▶ **Stored records**:
□ □ □ □ □

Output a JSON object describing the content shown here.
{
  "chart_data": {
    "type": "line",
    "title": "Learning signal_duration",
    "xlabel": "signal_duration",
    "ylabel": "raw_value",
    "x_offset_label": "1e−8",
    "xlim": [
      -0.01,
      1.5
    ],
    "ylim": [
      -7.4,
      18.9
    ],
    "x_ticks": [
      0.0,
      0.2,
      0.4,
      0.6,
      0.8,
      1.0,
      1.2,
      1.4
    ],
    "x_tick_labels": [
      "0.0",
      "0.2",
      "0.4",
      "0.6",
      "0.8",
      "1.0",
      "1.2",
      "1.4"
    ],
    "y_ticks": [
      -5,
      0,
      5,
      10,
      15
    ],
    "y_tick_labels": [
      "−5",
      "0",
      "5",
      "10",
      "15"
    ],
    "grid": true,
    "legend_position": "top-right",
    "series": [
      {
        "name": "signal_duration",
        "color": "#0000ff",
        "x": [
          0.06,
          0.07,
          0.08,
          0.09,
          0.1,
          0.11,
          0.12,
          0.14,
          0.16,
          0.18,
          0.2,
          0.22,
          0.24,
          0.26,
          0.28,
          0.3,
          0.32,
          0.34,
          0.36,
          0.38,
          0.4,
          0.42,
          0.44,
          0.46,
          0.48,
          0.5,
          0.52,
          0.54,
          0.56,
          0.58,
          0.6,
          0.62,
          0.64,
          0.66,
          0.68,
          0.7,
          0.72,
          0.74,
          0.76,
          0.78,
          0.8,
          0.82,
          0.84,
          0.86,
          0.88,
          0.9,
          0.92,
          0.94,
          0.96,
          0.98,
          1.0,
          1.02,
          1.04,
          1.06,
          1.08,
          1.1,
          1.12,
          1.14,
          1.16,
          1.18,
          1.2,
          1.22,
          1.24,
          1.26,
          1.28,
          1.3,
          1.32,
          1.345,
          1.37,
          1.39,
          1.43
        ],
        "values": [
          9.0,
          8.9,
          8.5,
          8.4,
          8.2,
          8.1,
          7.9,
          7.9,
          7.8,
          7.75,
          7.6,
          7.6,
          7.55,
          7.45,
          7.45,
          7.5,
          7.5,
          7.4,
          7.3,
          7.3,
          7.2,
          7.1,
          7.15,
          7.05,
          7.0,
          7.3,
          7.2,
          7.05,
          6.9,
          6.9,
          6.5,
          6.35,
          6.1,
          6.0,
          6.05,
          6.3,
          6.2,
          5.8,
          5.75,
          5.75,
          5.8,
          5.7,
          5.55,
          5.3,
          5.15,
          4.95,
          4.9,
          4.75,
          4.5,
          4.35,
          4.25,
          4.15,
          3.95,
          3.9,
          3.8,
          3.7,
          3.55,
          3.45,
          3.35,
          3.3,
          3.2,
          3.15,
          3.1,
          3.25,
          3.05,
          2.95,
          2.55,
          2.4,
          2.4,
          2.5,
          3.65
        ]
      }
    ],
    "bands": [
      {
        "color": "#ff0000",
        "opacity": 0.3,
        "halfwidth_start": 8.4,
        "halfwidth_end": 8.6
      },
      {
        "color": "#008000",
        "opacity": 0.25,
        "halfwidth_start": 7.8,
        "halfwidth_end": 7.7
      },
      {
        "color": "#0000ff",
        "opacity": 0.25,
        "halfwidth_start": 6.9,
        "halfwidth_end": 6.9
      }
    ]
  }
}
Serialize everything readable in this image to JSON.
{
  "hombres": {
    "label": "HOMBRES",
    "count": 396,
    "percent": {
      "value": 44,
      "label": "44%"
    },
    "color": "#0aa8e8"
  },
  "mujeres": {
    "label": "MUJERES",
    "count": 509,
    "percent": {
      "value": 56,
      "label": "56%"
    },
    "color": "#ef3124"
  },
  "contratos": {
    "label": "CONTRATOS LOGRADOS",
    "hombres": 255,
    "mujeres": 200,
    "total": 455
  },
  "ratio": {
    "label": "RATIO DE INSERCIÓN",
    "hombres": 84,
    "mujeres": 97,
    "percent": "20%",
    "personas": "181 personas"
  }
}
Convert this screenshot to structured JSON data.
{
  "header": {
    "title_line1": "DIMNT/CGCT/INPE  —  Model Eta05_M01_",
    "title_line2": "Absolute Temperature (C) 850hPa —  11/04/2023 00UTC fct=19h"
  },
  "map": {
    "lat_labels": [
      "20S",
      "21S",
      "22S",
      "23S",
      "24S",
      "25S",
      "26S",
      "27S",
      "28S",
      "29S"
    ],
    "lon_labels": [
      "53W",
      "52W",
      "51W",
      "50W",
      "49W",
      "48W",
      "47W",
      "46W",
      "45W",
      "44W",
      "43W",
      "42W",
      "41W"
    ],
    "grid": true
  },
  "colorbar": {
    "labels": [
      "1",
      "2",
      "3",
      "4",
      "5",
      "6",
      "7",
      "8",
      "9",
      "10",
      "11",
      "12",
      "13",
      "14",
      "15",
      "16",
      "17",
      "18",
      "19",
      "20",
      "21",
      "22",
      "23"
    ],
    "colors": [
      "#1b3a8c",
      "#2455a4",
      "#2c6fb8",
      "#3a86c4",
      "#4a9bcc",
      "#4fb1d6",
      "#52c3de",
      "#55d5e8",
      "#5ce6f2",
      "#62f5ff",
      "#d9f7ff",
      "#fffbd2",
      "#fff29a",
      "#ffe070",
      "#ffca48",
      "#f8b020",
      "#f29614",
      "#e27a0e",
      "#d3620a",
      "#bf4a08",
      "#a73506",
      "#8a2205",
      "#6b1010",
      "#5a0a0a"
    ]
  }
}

□ □ □ □ □

▶ **Work instructions**:
Give every line of the material again, exactly as it reads.

▶ **Response to this exercise**:
Output a JSON object describing the content shown here.
{
  "chart_data": {
    "type": "line",
    "title": "Learning signal_duration",
    "xlabel": "signal_duration",
    "ylabel": "raw_value",
    "x_offset_label": "1e−8",
    "xlim": [
      -0.01,
      1.5
    ],
    "ylim": [
      -7.4,
      18.9
    ],
    "x_ticks": [
      0.0,
      0.2,
      0.4,
      0.6,
      0.8,
      1.0,
      1.2,
      1.4
    ],
    "x_tick_labels": [
      "0.0",
      "0.2",
      "0.4",
      "0.6",
      "0.8",
      "1.0",
      "1.2",
      "1.4"
    ],
    "y_ticks": [
      -5,
      0,
      5,
      10,
      15
    ],
    "y_tick_labels": [
      "−5",
      "0",
      "5",
      "10",
      "15"
    ],
    "grid": true,
    "legend_position": "top-right",
    "series": [
      {
        "name": "signal_duration",
        "color": "#0000ff",
        "x": [
          0.06,
          0.07,
          0.08,
          0.09,
          0.1,
          0.11,
          0.12,
          0.14,
          0.16,
          0.18,
          0.2,
          0.22,
          0.24,
          0.26,
          0.28,
          0.3,
          0.32,
          0.34,
          0.36,
          0.38,
          0.4,
          0.42,
          0.44,
          0.46,
          0.48,
          0.5,
          0.52,
          0.54,
          0.56,
          0.58,
          0.6,
          0.62,
          0.64,
          0.66,
          0.68,
          0.7,
          0.72,
          0.74,
          0.76,
          0.78,
          0.8,
          0.82,
          0.84,
          0.86,
          0.88,
          0.9,
          0.92,
          0.94,
          0.96,
          0.98,
          1.0,
          1.02,
          1.04,
          1.06,
          1.08,
          1.1,
          1.12,
          1.14,
          1.16,
          1.18,
          1.2,
          1.22,
          1.24,
          1.26,
          1.28,
          1.3,
          1.32,
          1.345,
          1.37,
          1.39,
          1.43
        ],
        "values": [
          9.0,
          8.9,
          8.5,
          8.4,
          8.2,
          8.1,
          7.9,
          7.9,
          7.8,
          7.75,
          7.6,
          7.6,
          7.55,
          7.45,
          7.45,
          7.5,
          7.5,
          7.4,
          7.3,
          7.3,
          7.2,
          7.1,
          7.15,
          7.05,
          7.0,
          7.3,
          7.2,
          7.05,
          6.9,
          6.9,
          6.5,
          6.35,
          6.1,
          6.0,
          6.05,
          6.3,
          6.2,
          5.8,
          5.75,
          5.75,
          5.8,
          5.7,
          5.55,
          5.3,
          5.15,
          4.95,
          4.9,
          4.75,
          4.5,
          4.35,
          4.25,
          4.15,
          3.95,
          3.9,
          3.8,
          3.7,
          3.55,
          3.45,
          3.35,
          3.3,
          3.2,
          3.15,
          3.1,
          3.25,
          3.05,
          2.95,
          2.55,
          2.4,
          2.4,
          2.5,
          3.65
        ]
      }
    ],
    "bands": [
      {
        "color": "#ff0000",
        "opacity": 0.3,
        "halfwidth_start": 8.4,
        "halfwidth_end": 8.6
      },
      {
        "color": "#008000",
        "opacity": 0.25,
        "halfwidth_start": 7.8,
        "halfwidth_end": 7.7
      },
      {
        "color": "#0000ff",
        "opacity": 0.25,
        "halfwidth_start": 6.9,
        "halfwidth_end": 6.9
      }
    ]
  }
}
Serialize everything readable in this image to JSON.
{
  "hombres": {
    "label": "HOMBRES",
    "count": 396,
    "percent": {
      "value": 44,
      "label": "44%"
    },
    "color": "#0aa8e8"
  },
  "mujeres": {
    "label": "MUJERES",
    "count": 509,
    "percent": {
      "value": 56,
      "label": "56%"
    },
    "color": "#ef3124"
  },
  "contratos": {
    "label": "CONTRATOS LOGRADOS",
    "hombres": 255,
    "mujeres": 200,
    "total": 455
  },
  "ratio": {
    "label": "RATIO DE INSERCIÓN",
    "hombres": 84,
    "mujeres": 97,
    "percent": "20%",
    "personas": "181 personas"
  }
}
Convert this screenshot to structured JSON data.
{
  "header": {
    "title_line1": "DIMNT/CGCT/INPE  —  Model Eta05_M01_",
    "title_line2": "Absolute Temperature (C) 850hPa —  11/04/2023 00UTC fct=19h"
  },
  "map": {
    "lat_labels": [
      "20S",
      "21S",
      "22S",
      "23S",
      "24S",
      "25S",
      "26S",
      "27S",
      "28S",
      "29S"
    ],
    "lon_labels": [
      "53W",
      "52W",
      "51W",
      "50W",
      "49W",
      "48W",
      "47W",
      "46W",
      "45W",
      "44W",
      "43W",
      "42W",
      "41W"
    ],
    "grid": true
  },
  "colorbar": {
    "labels": [
      "1",
      "2",
      "3",
      "4",
      "5",
      "6",
      "7",
      "8",
      "9",
      "10",
      "11",
      "12",
      "13",
      "14",
      "15",
      "16",
      "17",
      "18",
      "19",
      "20",
      "21",
      "22",
      "23"
    ],
    "colors": [
      "#1b3a8c",
      "#2455a4",
      "#2c6fb8",
      "#3a86c4",
      "#4a9bcc",
      "#4fb1d6",
      "#52c3de",
      "#55d5e8",
      "#5ce6f2",
      "#62f5ff",
      "#d9f7ff",
      "#fffbd2",
      "#fff29a",
      "#ffe070",
      "#ffca48",
      "#f8b020",
      "#f29614",
      "#e27a0e",
      "#d3620a",
      "#bf4a08",
      "#a73506",
      "#8a2205",
      "#6b1010",
      "#5a0a0a"
    ]
  }
}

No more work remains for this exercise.